Given instruction:
Report each line of the rows below that contains the string "configure". The match is case-sensitive.

--- start Provided records ---

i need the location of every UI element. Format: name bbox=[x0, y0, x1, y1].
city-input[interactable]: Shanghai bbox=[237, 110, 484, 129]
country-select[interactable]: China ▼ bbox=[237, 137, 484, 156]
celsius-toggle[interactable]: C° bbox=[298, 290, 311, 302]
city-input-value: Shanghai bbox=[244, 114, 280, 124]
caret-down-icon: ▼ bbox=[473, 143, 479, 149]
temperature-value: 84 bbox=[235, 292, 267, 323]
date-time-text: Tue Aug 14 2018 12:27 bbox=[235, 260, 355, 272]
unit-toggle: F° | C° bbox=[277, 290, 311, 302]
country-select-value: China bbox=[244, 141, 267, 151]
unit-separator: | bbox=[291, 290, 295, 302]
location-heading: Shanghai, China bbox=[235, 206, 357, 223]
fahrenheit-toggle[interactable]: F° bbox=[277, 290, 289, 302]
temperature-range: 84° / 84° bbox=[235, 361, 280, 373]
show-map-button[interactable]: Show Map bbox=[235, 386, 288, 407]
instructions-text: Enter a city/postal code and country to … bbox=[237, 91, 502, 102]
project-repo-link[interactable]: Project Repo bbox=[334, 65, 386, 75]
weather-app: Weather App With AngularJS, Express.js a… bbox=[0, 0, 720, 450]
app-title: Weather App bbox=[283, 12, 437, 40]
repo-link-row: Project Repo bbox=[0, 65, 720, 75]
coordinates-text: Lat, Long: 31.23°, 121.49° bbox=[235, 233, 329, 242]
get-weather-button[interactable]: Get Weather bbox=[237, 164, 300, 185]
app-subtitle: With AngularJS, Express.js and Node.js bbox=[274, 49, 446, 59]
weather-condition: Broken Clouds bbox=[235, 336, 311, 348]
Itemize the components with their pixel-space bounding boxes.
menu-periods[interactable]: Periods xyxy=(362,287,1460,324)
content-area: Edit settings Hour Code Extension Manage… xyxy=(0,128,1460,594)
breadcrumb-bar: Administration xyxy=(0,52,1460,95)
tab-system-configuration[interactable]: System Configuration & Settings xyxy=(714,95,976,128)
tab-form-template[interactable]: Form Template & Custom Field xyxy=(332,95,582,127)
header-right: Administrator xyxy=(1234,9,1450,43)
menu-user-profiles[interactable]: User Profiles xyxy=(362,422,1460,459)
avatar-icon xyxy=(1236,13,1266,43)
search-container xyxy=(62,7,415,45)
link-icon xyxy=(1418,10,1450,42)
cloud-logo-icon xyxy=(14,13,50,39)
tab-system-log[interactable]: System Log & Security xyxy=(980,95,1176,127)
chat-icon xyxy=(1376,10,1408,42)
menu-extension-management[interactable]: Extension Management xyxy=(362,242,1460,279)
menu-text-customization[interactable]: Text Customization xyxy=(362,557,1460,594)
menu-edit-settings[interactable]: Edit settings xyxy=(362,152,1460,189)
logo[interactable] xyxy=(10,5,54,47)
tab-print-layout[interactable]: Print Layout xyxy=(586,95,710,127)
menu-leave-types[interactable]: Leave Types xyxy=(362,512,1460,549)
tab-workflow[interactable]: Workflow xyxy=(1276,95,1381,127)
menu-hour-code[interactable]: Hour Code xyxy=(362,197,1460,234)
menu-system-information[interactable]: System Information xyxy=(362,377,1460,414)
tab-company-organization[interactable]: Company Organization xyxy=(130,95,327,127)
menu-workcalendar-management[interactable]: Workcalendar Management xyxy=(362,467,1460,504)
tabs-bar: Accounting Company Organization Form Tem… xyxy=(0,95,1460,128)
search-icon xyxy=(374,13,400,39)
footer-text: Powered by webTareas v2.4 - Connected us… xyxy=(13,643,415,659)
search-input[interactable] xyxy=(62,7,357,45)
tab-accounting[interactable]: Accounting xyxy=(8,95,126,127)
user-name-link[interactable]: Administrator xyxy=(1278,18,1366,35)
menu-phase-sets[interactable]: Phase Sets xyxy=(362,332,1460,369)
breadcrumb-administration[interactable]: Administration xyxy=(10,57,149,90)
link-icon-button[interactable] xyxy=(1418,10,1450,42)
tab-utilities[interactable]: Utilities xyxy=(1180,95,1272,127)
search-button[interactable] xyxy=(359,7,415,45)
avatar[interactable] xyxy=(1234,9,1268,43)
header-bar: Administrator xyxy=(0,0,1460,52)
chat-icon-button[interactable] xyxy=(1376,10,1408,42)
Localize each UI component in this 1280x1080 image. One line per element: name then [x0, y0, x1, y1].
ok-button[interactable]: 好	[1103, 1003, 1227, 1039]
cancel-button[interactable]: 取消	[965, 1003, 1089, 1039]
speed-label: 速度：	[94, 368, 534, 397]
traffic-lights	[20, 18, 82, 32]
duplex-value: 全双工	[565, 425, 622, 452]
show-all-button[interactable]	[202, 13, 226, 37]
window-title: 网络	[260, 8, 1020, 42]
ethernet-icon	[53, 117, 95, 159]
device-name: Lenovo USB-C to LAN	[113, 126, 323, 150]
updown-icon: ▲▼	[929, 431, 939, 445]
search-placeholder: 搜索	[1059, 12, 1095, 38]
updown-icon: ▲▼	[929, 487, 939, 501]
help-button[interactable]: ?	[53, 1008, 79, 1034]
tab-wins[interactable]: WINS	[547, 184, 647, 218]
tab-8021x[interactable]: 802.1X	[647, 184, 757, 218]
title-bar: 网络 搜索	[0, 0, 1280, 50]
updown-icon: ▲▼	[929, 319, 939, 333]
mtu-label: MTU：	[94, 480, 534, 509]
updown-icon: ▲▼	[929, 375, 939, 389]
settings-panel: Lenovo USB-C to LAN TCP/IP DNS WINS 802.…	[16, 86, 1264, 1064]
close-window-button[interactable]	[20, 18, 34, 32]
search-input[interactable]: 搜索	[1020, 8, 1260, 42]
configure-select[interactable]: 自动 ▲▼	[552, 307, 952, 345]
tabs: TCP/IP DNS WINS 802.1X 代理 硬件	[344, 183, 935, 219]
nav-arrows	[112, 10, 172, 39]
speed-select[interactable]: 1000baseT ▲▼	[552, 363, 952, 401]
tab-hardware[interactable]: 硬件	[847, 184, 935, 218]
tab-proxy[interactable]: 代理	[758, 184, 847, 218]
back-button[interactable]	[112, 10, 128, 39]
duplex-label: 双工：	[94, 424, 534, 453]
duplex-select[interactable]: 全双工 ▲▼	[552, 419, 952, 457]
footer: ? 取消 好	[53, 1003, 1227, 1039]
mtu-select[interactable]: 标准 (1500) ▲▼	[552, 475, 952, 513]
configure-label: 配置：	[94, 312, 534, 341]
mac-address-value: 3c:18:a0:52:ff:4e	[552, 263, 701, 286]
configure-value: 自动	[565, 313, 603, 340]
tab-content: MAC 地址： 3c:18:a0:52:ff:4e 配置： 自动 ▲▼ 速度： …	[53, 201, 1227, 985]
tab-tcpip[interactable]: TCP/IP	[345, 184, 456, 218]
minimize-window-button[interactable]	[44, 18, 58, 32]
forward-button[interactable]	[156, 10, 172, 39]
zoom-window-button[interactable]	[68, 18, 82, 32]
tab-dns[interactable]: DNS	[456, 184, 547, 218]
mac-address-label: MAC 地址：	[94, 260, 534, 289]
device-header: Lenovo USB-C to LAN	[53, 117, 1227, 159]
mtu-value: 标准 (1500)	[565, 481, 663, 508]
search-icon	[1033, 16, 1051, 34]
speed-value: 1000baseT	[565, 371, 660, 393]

--- end Provided records ---

Task solution:
configure-select[interactable]: 自动 ▲▼	[552, 307, 952, 345]
configure-label: 配置：	[94, 312, 534, 341]
configure-value: 自动	[565, 313, 603, 340]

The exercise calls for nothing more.